◆ **Job**:
In the listing below, find every line containing "стремится" and copy it out.

◆ **Dataset items**:
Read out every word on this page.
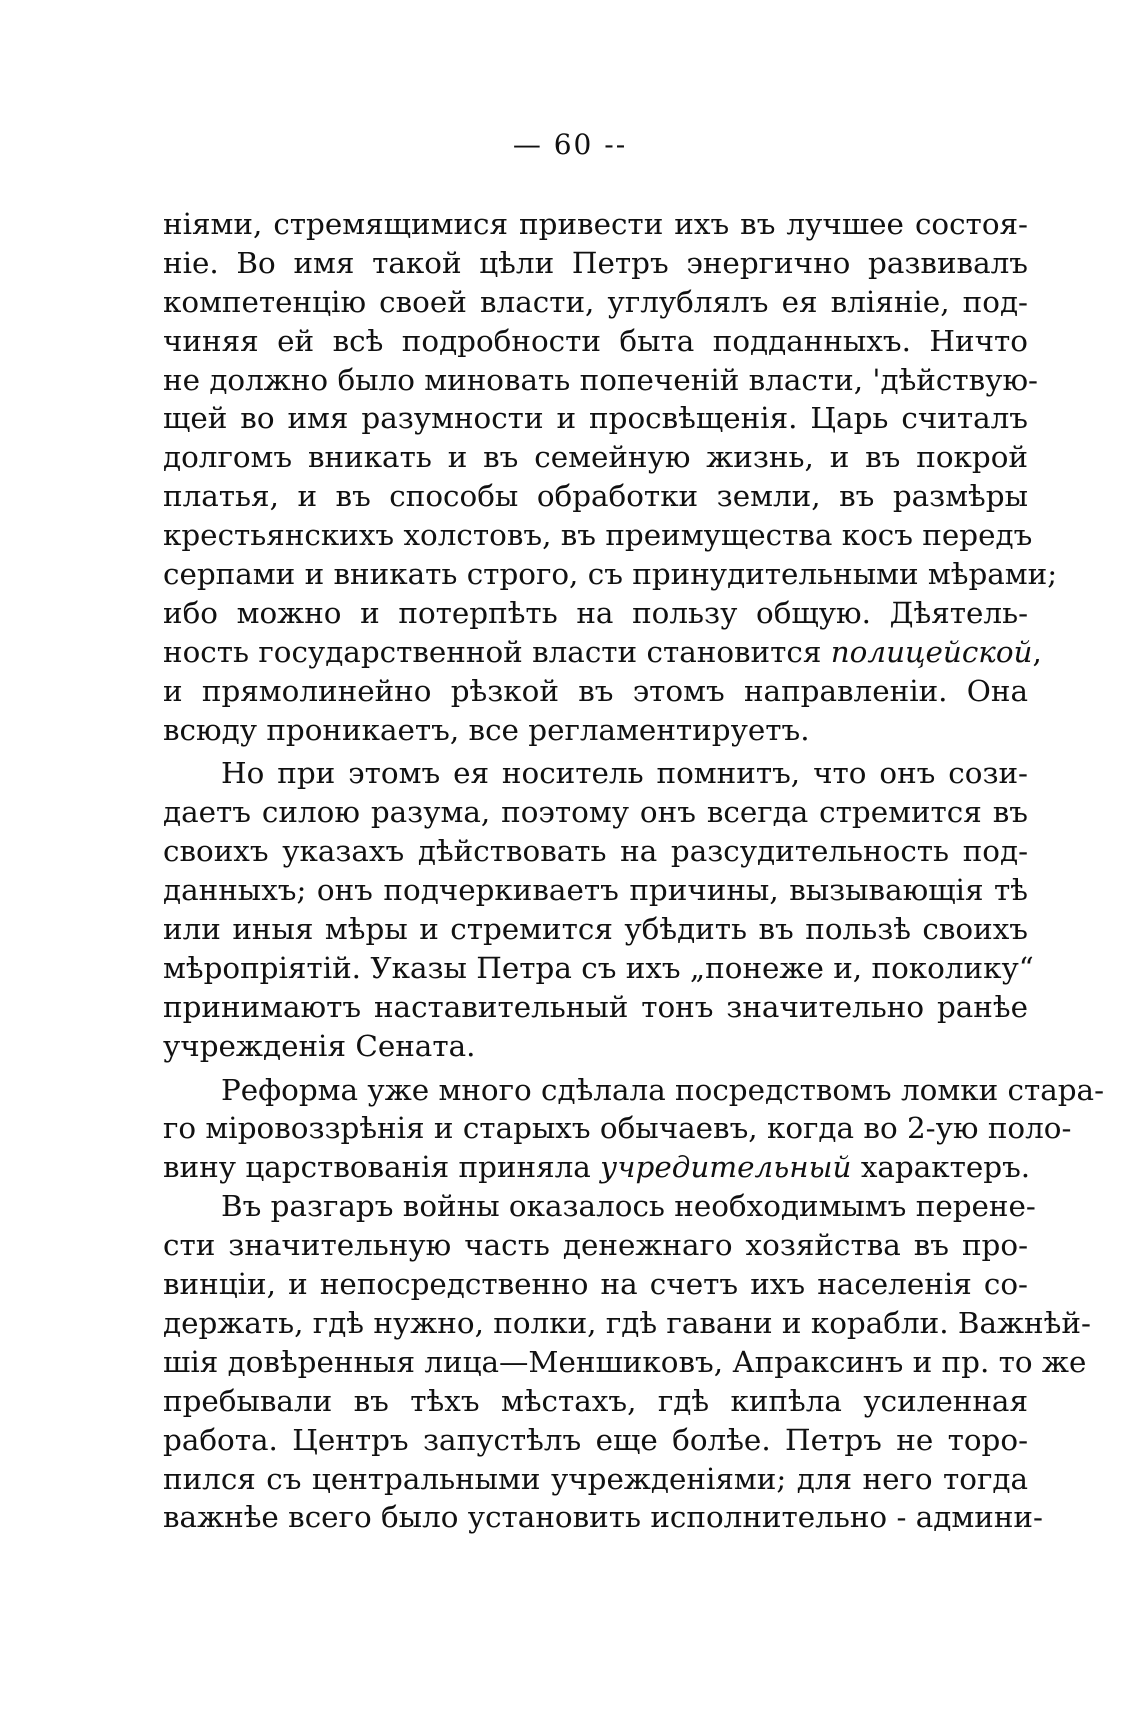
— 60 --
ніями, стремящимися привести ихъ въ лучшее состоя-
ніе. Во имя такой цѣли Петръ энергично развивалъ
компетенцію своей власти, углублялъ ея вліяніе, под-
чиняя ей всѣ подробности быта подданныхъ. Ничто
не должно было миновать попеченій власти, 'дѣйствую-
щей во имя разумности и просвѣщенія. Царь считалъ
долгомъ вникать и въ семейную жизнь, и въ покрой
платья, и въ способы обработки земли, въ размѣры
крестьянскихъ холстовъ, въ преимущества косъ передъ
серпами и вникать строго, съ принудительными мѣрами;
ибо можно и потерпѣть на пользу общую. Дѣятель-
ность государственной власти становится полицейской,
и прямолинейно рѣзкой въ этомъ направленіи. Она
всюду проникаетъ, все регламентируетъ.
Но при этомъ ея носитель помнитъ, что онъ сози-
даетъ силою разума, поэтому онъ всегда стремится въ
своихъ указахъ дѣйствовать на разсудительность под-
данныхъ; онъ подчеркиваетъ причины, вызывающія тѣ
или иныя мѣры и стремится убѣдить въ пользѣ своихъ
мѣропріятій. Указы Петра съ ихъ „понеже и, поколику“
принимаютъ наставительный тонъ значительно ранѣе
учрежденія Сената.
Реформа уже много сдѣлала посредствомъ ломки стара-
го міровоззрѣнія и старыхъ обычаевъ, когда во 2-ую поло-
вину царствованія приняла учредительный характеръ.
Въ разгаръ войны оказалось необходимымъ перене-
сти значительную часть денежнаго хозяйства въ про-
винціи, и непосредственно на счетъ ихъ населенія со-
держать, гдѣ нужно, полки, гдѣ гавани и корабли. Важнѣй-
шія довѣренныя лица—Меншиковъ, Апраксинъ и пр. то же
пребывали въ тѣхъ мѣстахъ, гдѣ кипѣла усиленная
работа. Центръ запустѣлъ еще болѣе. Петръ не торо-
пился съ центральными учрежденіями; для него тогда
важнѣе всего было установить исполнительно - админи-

◆ **Result of this exercise**:
даетъ силою разума, поэтому онъ всегда стремится въ
или иныя мѣры и стремится убѣдить въ пользѣ своихъ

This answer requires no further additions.